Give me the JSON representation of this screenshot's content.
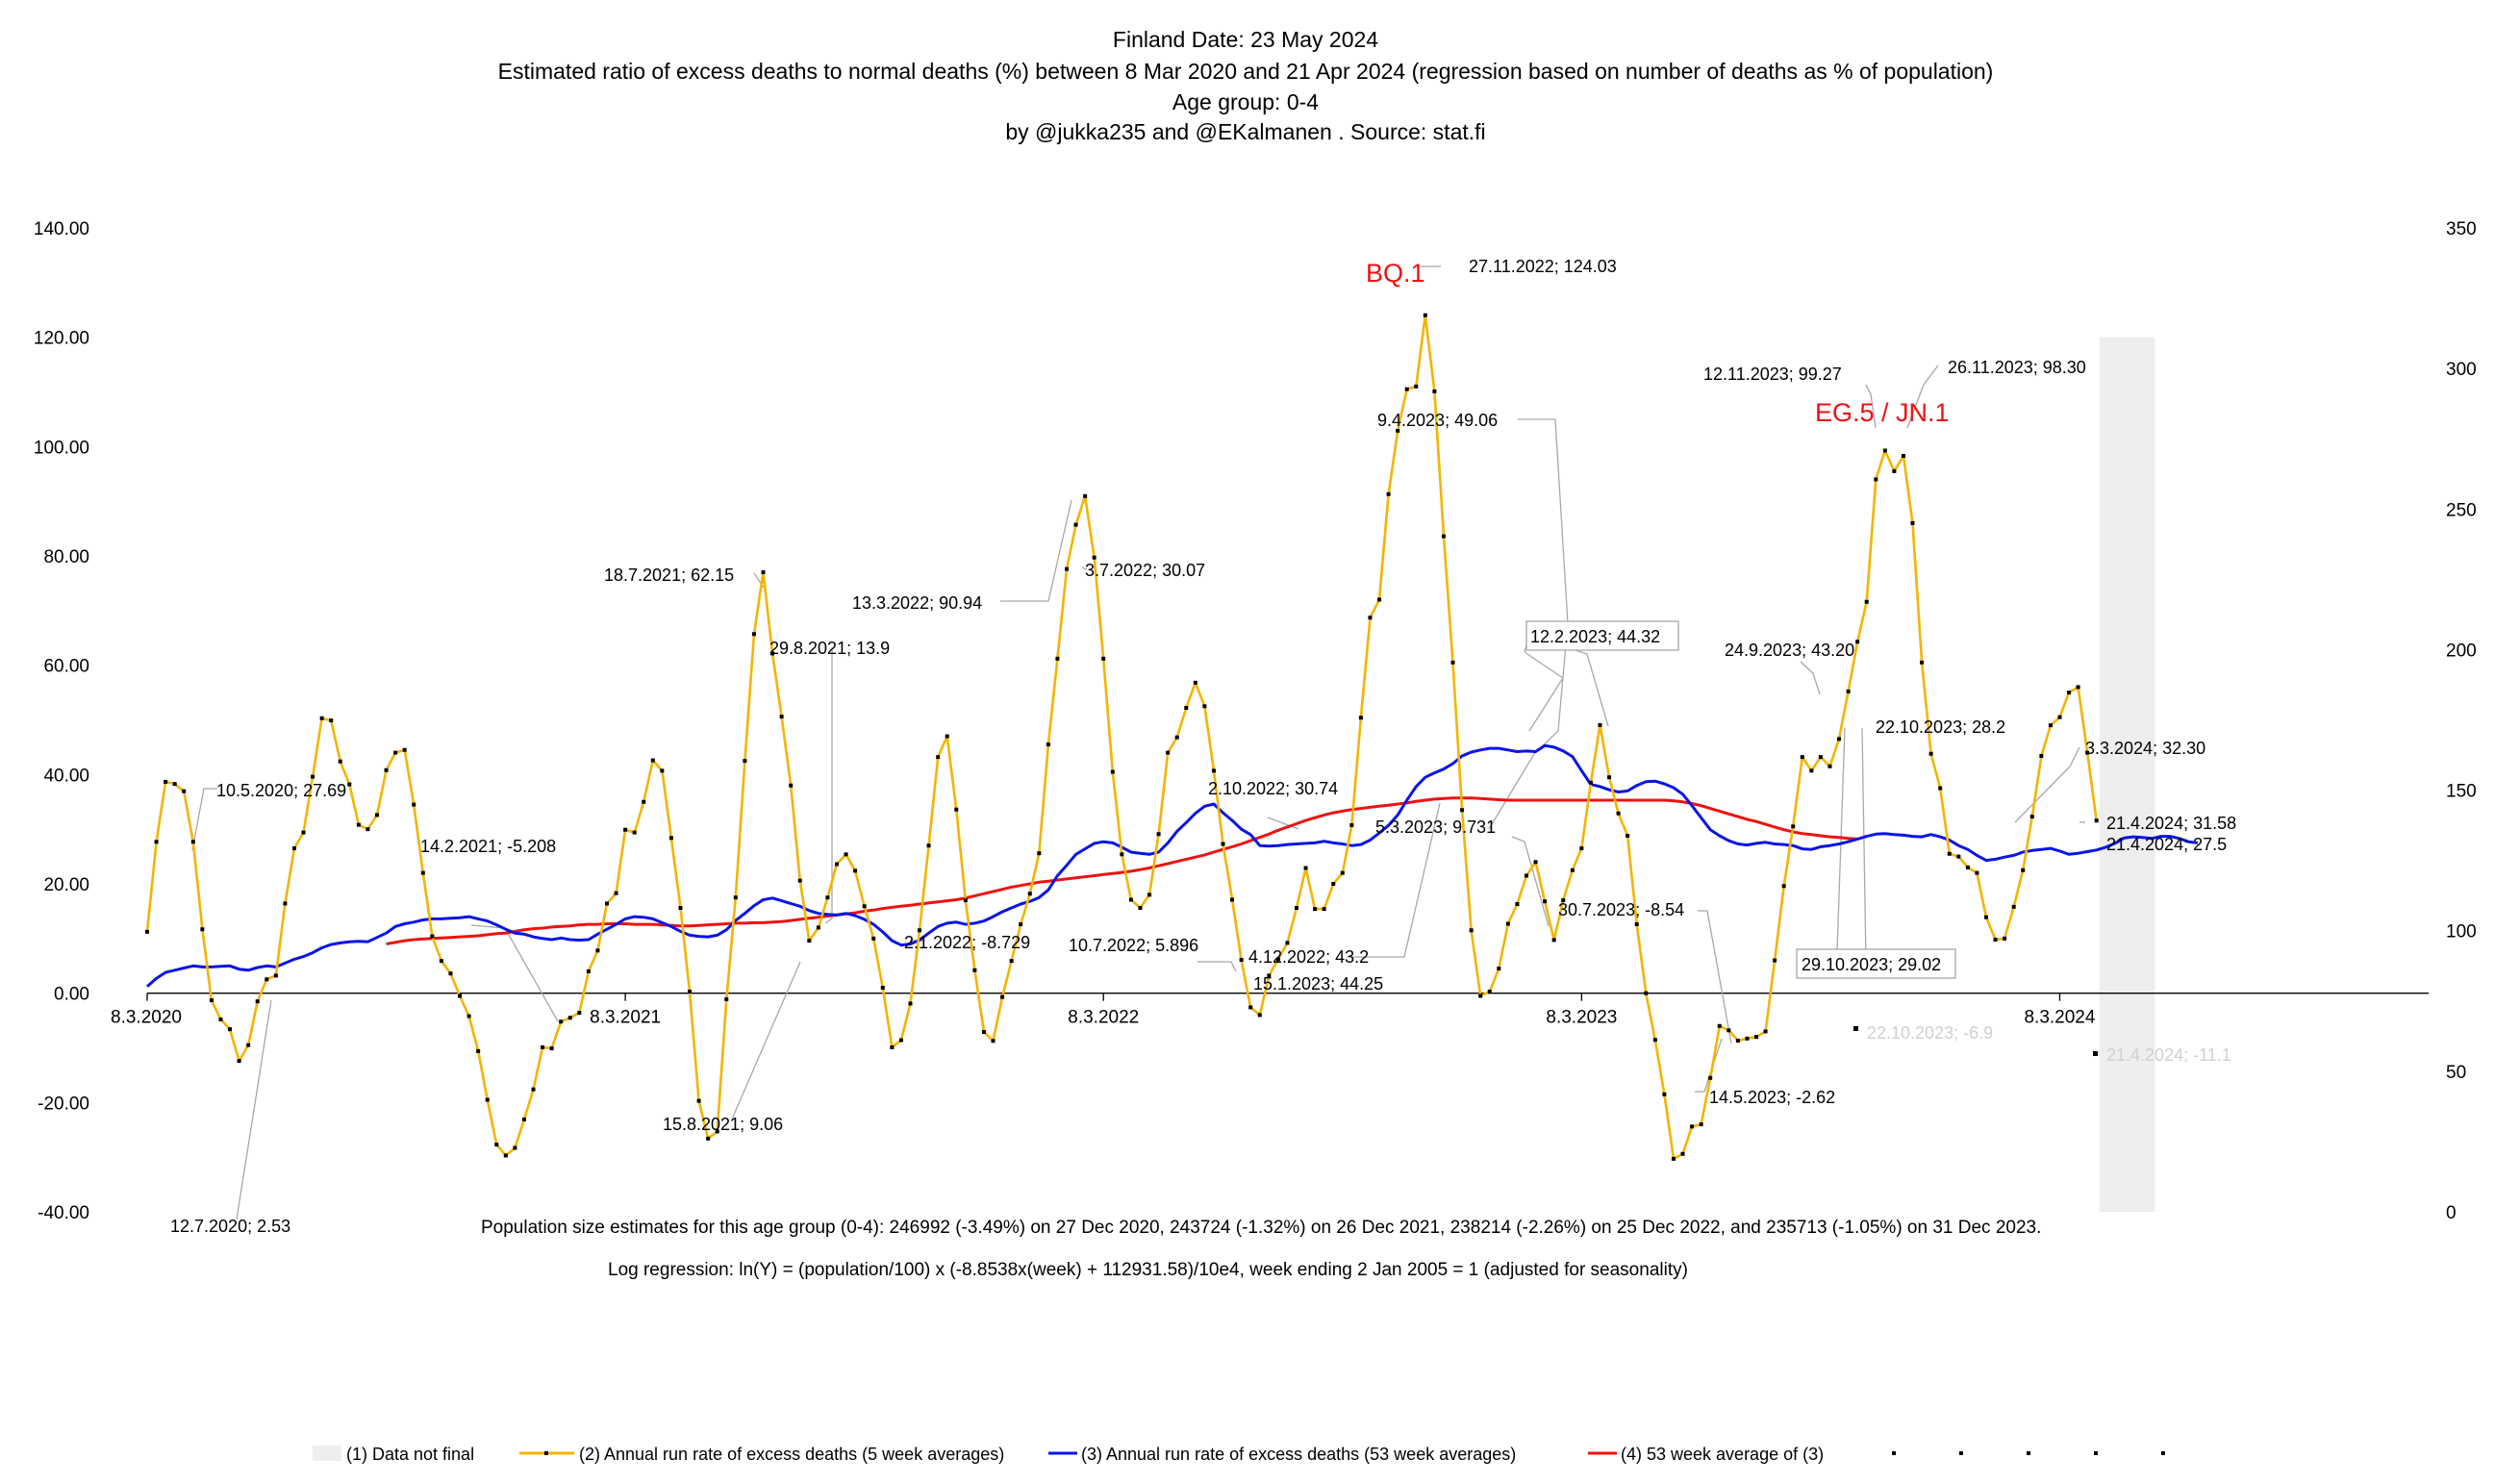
{
  "header": {
    "lines": [
      "Finland  Date: 23 May 2024",
      "Estimated ratio of excess deaths to normal deaths (%) between 8 Mar 2020 and 21 Apr 2024 (regression based on number of deaths as % of population)",
      "Age group: 0-4",
      "by @jukka235 and @EKalmanen . Source: stat.fi"
    ]
  },
  "chart_data": {
    "type": "line",
    "x_start": "8.3.2020",
    "x_end": "21.4.2024",
    "x_tick_labels": [
      "8.3.2020",
      "8.3.2021",
      "8.3.2022",
      "8.3.2023",
      "8.3.2024"
    ],
    "y_left": {
      "min": -40,
      "max": 140,
      "ticks": [
        "-40.00",
        "-20.00",
        "0.00",
        "20.00",
        "40.00",
        "60.00",
        "80.00",
        "100.00",
        "120.00",
        "140.00"
      ]
    },
    "y_right": {
      "min": 0,
      "max": 350,
      "ticks": [
        "0",
        "50",
        "100",
        "150",
        "200",
        "250",
        "300",
        "350"
      ]
    },
    "shaded_region": {
      "from_week": 212,
      "to_week": 217
    },
    "colors": {
      "series5": "#f5b400",
      "series53": "#0a14e6",
      "avg": "#ee1111",
      "shade": "#eeeeee",
      "axis": "#000000"
    },
    "series": [
      {
        "name": "(2) Annual run rate of excess deaths (5 week averages)",
        "values": [
          11.23,
          27.69,
          38.67,
          38.28,
          36.95,
          27.69,
          11.69,
          -1.3,
          -4.8,
          -6.6,
          -12.4,
          -9.5,
          -1.5,
          2.53,
          3.21,
          16.4,
          26.5,
          29.4,
          39.6,
          50.3,
          49.9,
          42.4,
          38.2,
          30.8,
          30.0,
          32.6,
          40.8,
          44.0,
          44.5,
          34.5,
          22.0,
          10.4,
          5.9,
          3.6,
          -0.5,
          -4.2,
          -10.6,
          -19.5,
          -27.7,
          -29.7,
          -28.3,
          -23.1,
          -17.6,
          -9.9,
          -10.1,
          -5.208,
          -4.5,
          -3.6,
          4.0,
          7.8,
          16.4,
          18.3,
          29.9,
          29.4,
          35.0,
          42.6,
          40.7,
          28.4,
          15.6,
          0.3,
          -19.7,
          -26.6,
          -25.3,
          -1.1,
          17.5,
          42.5,
          65.7,
          77.0,
          62.15,
          50.6,
          38.0,
          20.6,
          9.6,
          12.0,
          17.5,
          23.6,
          25.4,
          22.4,
          15.9,
          10.0,
          1.0,
          -9.9,
          -8.6,
          -1.9,
          11.5,
          27.0,
          43.2,
          47.0,
          33.6,
          17.0,
          4.2,
          -7.1,
          -8.729,
          -0.7,
          5.9,
          12.6,
          18.2,
          25.6,
          45.5,
          61.2,
          77.6,
          85.7,
          90.94,
          79.7,
          61.2,
          40.5,
          25.4,
          17.1,
          15.6,
          18.0,
          29.1,
          44.0,
          46.8,
          52.2,
          56.8,
          52.5,
          40.7,
          27.3,
          17.1,
          6.1,
          -2.6,
          -4.0,
          3.2,
          6.2,
          9.2,
          15.6,
          22.9,
          15.4,
          15.4,
          20.0,
          22.0,
          30.74,
          50.4,
          68.7,
          72.0,
          91.3,
          102.9,
          110.5,
          111.0,
          124.03,
          110.1,
          83.6,
          60.5,
          33.5,
          11.5,
          -0.5,
          0.3,
          4.5,
          12.7,
          16.3,
          21.5,
          24.0,
          16.8,
          9.731,
          17.0,
          22.5,
          26.5,
          38.5,
          49.06,
          39.5,
          32.9,
          28.8,
          12.6,
          0.0,
          -8.54,
          -18.5,
          -30.3,
          -29.4,
          -24.4,
          -24.0,
          -15.5,
          -6.0,
          -6.8,
          -8.7,
          -8.3,
          -8.0,
          -7.0,
          6.0,
          19.6,
          30.5,
          43.2,
          40.7,
          43.2,
          41.5,
          46.5,
          55.2,
          64.3,
          71.6,
          94.0,
          99.27,
          95.5,
          98.3,
          86.0,
          60.5,
          43.8,
          37.5,
          25.5,
          25.0,
          23.0,
          22.0,
          13.9,
          9.8,
          10.0,
          15.8,
          22.5,
          32.3,
          43.4,
          49.0,
          50.5,
          55.0,
          56.0,
          44.0,
          31.58
        ]
      },
      {
        "name": "(3) Annual run rate of excess deaths (53 week averages)",
        "values": [
          1.2,
          2.7,
          3.8,
          4.2,
          4.6,
          5.0,
          4.8,
          4.8,
          4.9,
          5.0,
          4.4,
          4.2,
          4.7,
          5.0,
          4.8,
          5.5,
          6.2,
          6.7,
          7.4,
          8.3,
          8.9,
          9.2,
          9.4,
          9.5,
          9.4,
          10.2,
          11.0,
          12.2,
          12.7,
          13.0,
          13.4,
          13.6,
          13.6,
          13.7,
          13.8,
          14.0,
          13.6,
          13.2,
          12.5,
          11.7,
          11.0,
          10.8,
          10.3,
          10.0,
          9.8,
          10.1,
          9.8,
          9.7,
          9.8,
          10.8,
          11.7,
          12.6,
          13.6,
          14.0,
          13.9,
          13.6,
          12.9,
          12.2,
          11.3,
          10.6,
          10.4,
          10.3,
          10.6,
          11.6,
          13.3,
          14.6,
          16.0,
          17.1,
          17.4,
          16.9,
          16.4,
          15.9,
          15.1,
          14.6,
          14.4,
          14.3,
          14.6,
          14.2,
          13.5,
          12.6,
          11.2,
          9.6,
          8.8,
          9.0,
          9.7,
          11.0,
          12.2,
          12.8,
          13.0,
          12.6,
          12.8,
          13.2,
          14.0,
          14.9,
          15.6,
          16.3,
          16.8,
          17.5,
          18.9,
          21.5,
          23.4,
          25.4,
          26.4,
          27.4,
          27.7,
          27.5,
          26.7,
          25.8,
          25.6,
          25.4,
          25.8,
          27.5,
          29.6,
          31.2,
          32.9,
          34.2,
          34.6,
          33.0,
          31.6,
          30.0,
          29.0,
          27.0,
          26.9,
          27.0,
          27.2,
          27.3,
          27.4,
          27.5,
          27.8,
          27.5,
          27.3,
          27.0,
          27.2,
          28.0,
          29.3,
          30.7,
          32.6,
          35.3,
          37.8,
          39.5,
          40.3,
          41.0,
          42.0,
          43.4,
          44.1,
          44.5,
          44.8,
          44.8,
          44.5,
          44.2,
          44.3,
          44.2,
          45.3,
          45.0,
          44.32,
          43.3,
          40.7,
          38.2,
          37.8,
          37.2,
          36.8,
          37.0,
          38.0,
          38.7,
          38.8,
          38.3,
          37.6,
          36.4,
          34.3,
          32.1,
          29.9,
          28.8,
          27.9,
          27.3,
          27.1,
          27.4,
          27.6,
          27.3,
          27.2,
          27.0,
          26.4,
          26.3,
          26.8,
          27.0,
          27.3,
          27.7,
          28.2,
          28.7,
          29.1,
          29.2,
          29.0,
          28.9,
          28.7,
          28.6,
          29.02,
          28.6,
          28.0,
          27.0,
          26.3,
          25.2,
          24.3,
          24.5,
          24.9,
          25.2,
          25.8,
          26.1,
          26.3,
          26.5,
          26.0,
          25.4,
          25.6,
          25.9,
          26.2,
          26.7,
          27.4,
          28.4,
          28.6,
          28.5,
          28.3,
          28.7,
          28.7,
          28.3,
          27.7,
          27.5
        ]
      },
      {
        "name": "(4) 53 week  average of (3)",
        "start_week": 26,
        "values": [
          9.0,
          9.3,
          9.6,
          9.8,
          9.9,
          10.0,
          10.1,
          10.2,
          10.3,
          10.4,
          10.5,
          10.7,
          10.9,
          11.0,
          11.3,
          11.6,
          11.8,
          11.9,
          12.1,
          12.2,
          12.3,
          12.5,
          12.6,
          12.6,
          12.7,
          12.7,
          12.7,
          12.6,
          12.6,
          12.6,
          12.5,
          12.4,
          12.3,
          12.3,
          12.4,
          12.5,
          12.6,
          12.7,
          12.8,
          12.8,
          12.9,
          12.9,
          13.0,
          13.1,
          13.3,
          13.5,
          13.7,
          13.9,
          14.1,
          14.3,
          14.5,
          14.7,
          15.0,
          15.2,
          15.5,
          15.7,
          15.9,
          16.1,
          16.3,
          16.5,
          16.7,
          16.9,
          17.1,
          17.4,
          17.8,
          18.2,
          18.6,
          19.0,
          19.4,
          19.7,
          20.0,
          20.3,
          20.5,
          20.7,
          20.9,
          21.1,
          21.3,
          21.5,
          21.7,
          21.9,
          22.1,
          22.3,
          22.6,
          22.9,
          23.3,
          23.7,
          24.1,
          24.5,
          24.9,
          25.3,
          25.8,
          26.3,
          26.8,
          27.3,
          27.9,
          28.5,
          29.1,
          29.8,
          30.4,
          31.0,
          31.6,
          32.1,
          32.6,
          33.0,
          33.3,
          33.6,
          33.8,
          34.0,
          34.2,
          34.4,
          34.6,
          34.8,
          35.1,
          35.3,
          35.5,
          35.6,
          35.7,
          35.7,
          35.7,
          35.6,
          35.5,
          35.4,
          35.3,
          35.3,
          35.3,
          35.3,
          35.3,
          35.3,
          35.3,
          35.3,
          35.3,
          35.3,
          35.3,
          35.3,
          35.3,
          35.3,
          35.3,
          35.3,
          35.3,
          35.3,
          35.2,
          35.0,
          34.7,
          34.3,
          33.8,
          33.3,
          32.8,
          32.3,
          31.8,
          31.4,
          30.9,
          30.4,
          29.9,
          29.5,
          29.2,
          29.0,
          28.8,
          28.6,
          28.5,
          28.3,
          28.2
        ]
      }
    ],
    "annotations": [
      "10.5.2020; 27.69",
      "12.7.2020; 2.53",
      "14.2.2021; -5.208",
      "18.7.2021; 62.15",
      "29.8.2021; 13.9",
      "15.8.2021; 9.06",
      "13.3.2022; 90.94",
      "3.7.2022; 30.07",
      "2.1.2022; -8.729",
      "10.7.2022; 5.896",
      "2.10.2022; 30.74",
      "4.12.2022; 43.2",
      "15.1.2023; 44.25",
      "27.11.2022; 124.03",
      "9.4.2023; 49.06",
      "12.2.2023; 44.32",
      "5.3.2023; 9.731",
      "30.7.2023; -8.54",
      "14.5.2023; -2.62",
      "24.9.2023; 43.20",
      "12.11.2023; 99.27",
      "26.11.2023; 98.30",
      "22.10.2023; 28.2",
      "29.10.2023; 29.02",
      "3.3.2024; 32.30",
      "21.4.2024; 31.58",
      "21.4.2024; 27.5",
      "22.10.2023; -6.9",
      "21.4.2024; -11.1"
    ],
    "variant_labels": [
      "BQ.1",
      "EG.5 / JN.1"
    ],
    "legend": [
      "(1) Data not final",
      "(2) Annual run rate of excess deaths (5 week averages)",
      "(3) Annual run rate of excess deaths (53 week averages)",
      "(4) 53 week  average of (3)"
    ]
  },
  "footnotes": {
    "population": "Population size estimates for this age group (0-4): 246992 (-3.49%) on 27 Dec 2020, 243724 (-1.32%) on 26 Dec 2021, 238214 (-2.26%) on 25 Dec 2022, and 235713  (-1.05%) on 31 Dec 2023.",
    "regression": "Log regression:  ln(Y) = (population/100) x (-8.8538x(week) + 112931.58)/10e4, week ending 2 Jan 2005 = 1 (adjusted for seasonality)"
  }
}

==============================

### Required work:
Find each line holding the string "regression" and copy it out.

### The solution:
      "Estimated ratio of excess deaths to normal deaths (%) between 8 Mar 2020 and 21 Apr 2024 (regression based on number of deaths as % of population)",
    "regression": "Log regression:  ln(Y) = (population/100) x (-8.8538x(week) + 112931.58)/10e4, week ending 2 Jan 2005 = 1 (adjusted for seasonality)"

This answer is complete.